## Exercise instructions
Write out all of the data without omission, exactly as shown.

## Supplied data
----------
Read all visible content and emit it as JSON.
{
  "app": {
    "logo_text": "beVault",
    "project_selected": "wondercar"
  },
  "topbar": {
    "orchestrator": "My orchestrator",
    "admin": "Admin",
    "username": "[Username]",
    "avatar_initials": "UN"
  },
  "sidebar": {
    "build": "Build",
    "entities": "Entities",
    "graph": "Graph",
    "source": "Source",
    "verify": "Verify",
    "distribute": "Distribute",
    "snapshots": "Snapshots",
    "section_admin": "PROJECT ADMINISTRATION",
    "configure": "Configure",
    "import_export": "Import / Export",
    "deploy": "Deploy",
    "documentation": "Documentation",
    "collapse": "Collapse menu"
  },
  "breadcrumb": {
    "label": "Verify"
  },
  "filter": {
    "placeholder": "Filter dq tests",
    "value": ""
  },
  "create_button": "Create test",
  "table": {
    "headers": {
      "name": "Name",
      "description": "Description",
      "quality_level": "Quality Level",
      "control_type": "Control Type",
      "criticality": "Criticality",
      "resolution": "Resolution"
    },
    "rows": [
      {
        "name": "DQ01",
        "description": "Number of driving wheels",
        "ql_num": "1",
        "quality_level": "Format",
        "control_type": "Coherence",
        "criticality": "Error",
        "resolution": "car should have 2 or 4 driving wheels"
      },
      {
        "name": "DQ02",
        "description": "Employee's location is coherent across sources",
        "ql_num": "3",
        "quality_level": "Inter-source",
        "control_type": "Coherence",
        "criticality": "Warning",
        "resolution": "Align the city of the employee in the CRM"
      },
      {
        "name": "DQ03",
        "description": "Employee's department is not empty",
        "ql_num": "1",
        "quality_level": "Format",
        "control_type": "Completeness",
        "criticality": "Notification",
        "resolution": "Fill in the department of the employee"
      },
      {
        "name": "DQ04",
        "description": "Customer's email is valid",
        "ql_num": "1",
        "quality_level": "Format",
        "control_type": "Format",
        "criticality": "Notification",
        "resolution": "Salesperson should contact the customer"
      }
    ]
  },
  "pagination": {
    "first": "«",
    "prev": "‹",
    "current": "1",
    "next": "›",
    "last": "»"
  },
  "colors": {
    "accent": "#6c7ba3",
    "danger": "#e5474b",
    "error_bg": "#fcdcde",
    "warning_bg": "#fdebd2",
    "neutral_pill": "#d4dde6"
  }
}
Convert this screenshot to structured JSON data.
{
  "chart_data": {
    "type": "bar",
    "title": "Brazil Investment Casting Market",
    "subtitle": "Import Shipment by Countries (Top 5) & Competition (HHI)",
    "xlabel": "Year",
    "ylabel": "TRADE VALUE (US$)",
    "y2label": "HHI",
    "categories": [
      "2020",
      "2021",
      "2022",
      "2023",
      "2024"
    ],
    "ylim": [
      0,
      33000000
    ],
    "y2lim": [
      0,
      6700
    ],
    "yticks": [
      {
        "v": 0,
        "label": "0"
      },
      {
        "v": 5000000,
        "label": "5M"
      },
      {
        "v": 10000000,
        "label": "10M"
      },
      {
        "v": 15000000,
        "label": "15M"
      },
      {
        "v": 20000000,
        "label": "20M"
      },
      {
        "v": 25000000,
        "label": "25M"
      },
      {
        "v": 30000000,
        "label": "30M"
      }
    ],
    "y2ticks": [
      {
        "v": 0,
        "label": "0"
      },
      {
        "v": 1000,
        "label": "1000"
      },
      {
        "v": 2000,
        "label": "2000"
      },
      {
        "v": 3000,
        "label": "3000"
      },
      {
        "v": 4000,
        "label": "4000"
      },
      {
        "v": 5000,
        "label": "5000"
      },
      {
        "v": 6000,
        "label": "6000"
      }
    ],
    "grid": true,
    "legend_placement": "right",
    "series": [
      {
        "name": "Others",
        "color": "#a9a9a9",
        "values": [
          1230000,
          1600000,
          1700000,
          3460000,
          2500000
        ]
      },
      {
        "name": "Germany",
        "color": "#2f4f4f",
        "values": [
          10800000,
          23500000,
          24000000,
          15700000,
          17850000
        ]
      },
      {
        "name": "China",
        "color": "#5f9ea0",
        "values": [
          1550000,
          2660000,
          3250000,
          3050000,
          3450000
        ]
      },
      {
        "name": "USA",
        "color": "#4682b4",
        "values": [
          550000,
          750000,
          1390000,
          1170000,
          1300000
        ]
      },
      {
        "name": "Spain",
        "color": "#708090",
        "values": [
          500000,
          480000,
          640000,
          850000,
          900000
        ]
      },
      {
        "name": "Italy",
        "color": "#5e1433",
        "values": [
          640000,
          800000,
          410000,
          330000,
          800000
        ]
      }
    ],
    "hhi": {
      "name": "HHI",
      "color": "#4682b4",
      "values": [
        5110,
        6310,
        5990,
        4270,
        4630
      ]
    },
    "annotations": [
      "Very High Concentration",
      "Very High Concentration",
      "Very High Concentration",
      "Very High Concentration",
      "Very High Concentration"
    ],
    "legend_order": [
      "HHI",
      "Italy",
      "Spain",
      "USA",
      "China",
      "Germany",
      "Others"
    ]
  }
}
----------
## The completed task
Read all visible content and emit it as JSON.
{
  "app": {
    "logo_text": "beVault",
    "project_selected": "wondercar"
  },
  "topbar": {
    "orchestrator": "My orchestrator",
    "admin": "Admin",
    "username": "[Username]",
    "avatar_initials": "UN"
  },
  "sidebar": {
    "build": "Build",
    "entities": "Entities",
    "graph": "Graph",
    "source": "Source",
    "verify": "Verify",
    "distribute": "Distribute",
    "snapshots": "Snapshots",
    "section_admin": "PROJECT ADMINISTRATION",
    "configure": "Configure",
    "import_export": "Import / Export",
    "deploy": "Deploy",
    "documentation": "Documentation",
    "collapse": "Collapse menu"
  },
  "breadcrumb": {
    "label": "Verify"
  },
  "filter": {
    "placeholder": "Filter dq tests",
    "value": ""
  },
  "create_button": "Create test",
  "table": {
    "headers": {
      "name": "Name",
      "description": "Description",
      "quality_level": "Quality Level",
      "control_type": "Control Type",
      "criticality": "Criticality",
      "resolution": "Resolution"
    },
    "rows": [
      {
        "name": "DQ01",
        "description": "Number of driving wheels",
        "ql_num": "1",
        "quality_level": "Format",
        "control_type": "Coherence",
        "criticality": "Error",
        "resolution": "car should have 2 or 4 driving wheels"
      },
      {
        "name": "DQ02",
        "description": "Employee's location is coherent across sources",
        "ql_num": "3",
        "quality_level": "Inter-source",
        "control_type": "Coherence",
        "criticality": "Warning",
        "resolution": "Align the city of the employee in the CRM"
      },
      {
        "name": "DQ03",
        "description": "Employee's department is not empty",
        "ql_num": "1",
        "quality_level": "Format",
        "control_type": "Completeness",
        "criticality": "Notification",
        "resolution": "Fill in the department of the employee"
      },
      {
        "name": "DQ04",
        "description": "Customer's email is valid",
        "ql_num": "1",
        "quality_level": "Format",
        "control_type": "Format",
        "criticality": "Notification",
        "resolution": "Salesperson should contact the customer"
      }
    ]
  },
  "pagination": {
    "first": "«",
    "prev": "‹",
    "current": "1",
    "next": "›",
    "last": "»"
  },
  "colors": {
    "accent": "#6c7ba3",
    "danger": "#e5474b",
    "error_bg": "#fcdcde",
    "warning_bg": "#fdebd2",
    "neutral_pill": "#d4dde6"
  }
}
Convert this screenshot to structured JSON data.
{
  "chart_data": {
    "type": "bar",
    "title": "Brazil Investment Casting Market",
    "subtitle": "Import Shipment by Countries (Top 5) & Competition (HHI)",
    "xlabel": "Year",
    "ylabel": "TRADE VALUE (US$)",
    "y2label": "HHI",
    "categories": [
      "2020",
      "2021",
      "2022",
      "2023",
      "2024"
    ],
    "ylim": [
      0,
      33000000
    ],
    "y2lim": [
      0,
      6700
    ],
    "yticks": [
      {
        "v": 0,
        "label": "0"
      },
      {
        "v": 5000000,
        "label": "5M"
      },
      {
        "v": 10000000,
        "label": "10M"
      },
      {
        "v": 15000000,
        "label": "15M"
      },
      {
        "v": 20000000,
        "label": "20M"
      },
      {
        "v": 25000000,
        "label": "25M"
      },
      {
        "v": 30000000,
        "label": "30M"
      }
    ],
    "y2ticks": [
      {
        "v": 0,
        "label": "0"
      },
      {
        "v": 1000,
        "label": "1000"
      },
      {
        "v": 2000,
        "label": "2000"
      },
      {
        "v": 3000,
        "label": "3000"
      },
      {
        "v": 4000,
        "label": "4000"
      },
      {
        "v": 5000,
        "label": "5000"
      },
      {
        "v": 6000,
        "label": "6000"
      }
    ],
    "grid": true,
    "legend_placement": "right",
    "series": [
      {
        "name": "Others",
        "color": "#a9a9a9",
        "values": [
          1230000,
          1600000,
          1700000,
          3460000,
          2500000
        ]
      },
      {
        "name": "Germany",
        "color": "#2f4f4f",
        "values": [
          10800000,
          23500000,
          24000000,
          15700000,
          17850000
        ]
      },
      {
        "name": "China",
        "color": "#5f9ea0",
        "values": [
          1550000,
          2660000,
          3250000,
          3050000,
          3450000
        ]
      },
      {
        "name": "USA",
        "color": "#4682b4",
        "values": [
          550000,
          750000,
          1390000,
          1170000,
          1300000
        ]
      },
      {
        "name": "Spain",
        "color": "#708090",
        "values": [
          500000,
          480000,
          640000,
          850000,
          900000
        ]
      },
      {
        "name": "Italy",
        "color": "#5e1433",
        "values": [
          640000,
          800000,
          410000,
          330000,
          800000
        ]
      }
    ],
    "hhi": {
      "name": "HHI",
      "color": "#4682b4",
      "values": [
        5110,
        6310,
        5990,
        4270,
        4630
      ]
    },
    "annotations": [
      "Very High Concentration",
      "Very High Concentration",
      "Very High Concentration",
      "Very High Concentration",
      "Very High Concentration"
    ],
    "legend_order": [
      "HHI",
      "Italy",
      "Spain",
      "USA",
      "China",
      "Germany",
      "Others"
    ]
  }
}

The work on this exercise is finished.